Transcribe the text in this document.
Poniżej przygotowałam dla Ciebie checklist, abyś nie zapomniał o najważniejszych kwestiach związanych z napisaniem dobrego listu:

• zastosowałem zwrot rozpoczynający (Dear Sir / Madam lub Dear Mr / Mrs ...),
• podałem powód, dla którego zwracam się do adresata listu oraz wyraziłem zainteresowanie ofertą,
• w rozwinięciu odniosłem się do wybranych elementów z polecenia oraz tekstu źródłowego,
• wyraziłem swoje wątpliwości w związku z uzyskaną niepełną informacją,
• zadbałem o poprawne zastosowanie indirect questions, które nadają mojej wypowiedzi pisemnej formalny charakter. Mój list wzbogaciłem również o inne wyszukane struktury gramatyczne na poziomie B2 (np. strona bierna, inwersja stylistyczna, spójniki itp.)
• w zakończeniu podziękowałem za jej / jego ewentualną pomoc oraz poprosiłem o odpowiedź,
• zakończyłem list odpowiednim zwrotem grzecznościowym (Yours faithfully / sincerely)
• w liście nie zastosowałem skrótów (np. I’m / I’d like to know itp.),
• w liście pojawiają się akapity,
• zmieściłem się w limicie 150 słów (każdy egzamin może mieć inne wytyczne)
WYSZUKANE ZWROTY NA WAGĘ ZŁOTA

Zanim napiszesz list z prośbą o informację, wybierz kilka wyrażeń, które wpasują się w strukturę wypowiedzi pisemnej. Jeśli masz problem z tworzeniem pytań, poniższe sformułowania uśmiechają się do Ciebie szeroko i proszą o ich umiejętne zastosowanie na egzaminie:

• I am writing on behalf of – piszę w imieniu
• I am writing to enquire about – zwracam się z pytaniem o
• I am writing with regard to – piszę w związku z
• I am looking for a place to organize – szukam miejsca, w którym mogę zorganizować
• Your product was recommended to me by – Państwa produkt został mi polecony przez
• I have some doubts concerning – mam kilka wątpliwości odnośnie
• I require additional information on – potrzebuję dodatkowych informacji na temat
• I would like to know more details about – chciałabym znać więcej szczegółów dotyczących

++++++

EXERCISE INSTRUCTIONS >>
Scan the material above. Copy each line where "zwracam" occurs.

ANSWER TO THIS TASK >>
• podałem powód, dla którego zwracam się do adresata listu oraz wyraziłem zainteresowanie ofertą,
• I am writing to enquire about – zwracam się z pytaniem o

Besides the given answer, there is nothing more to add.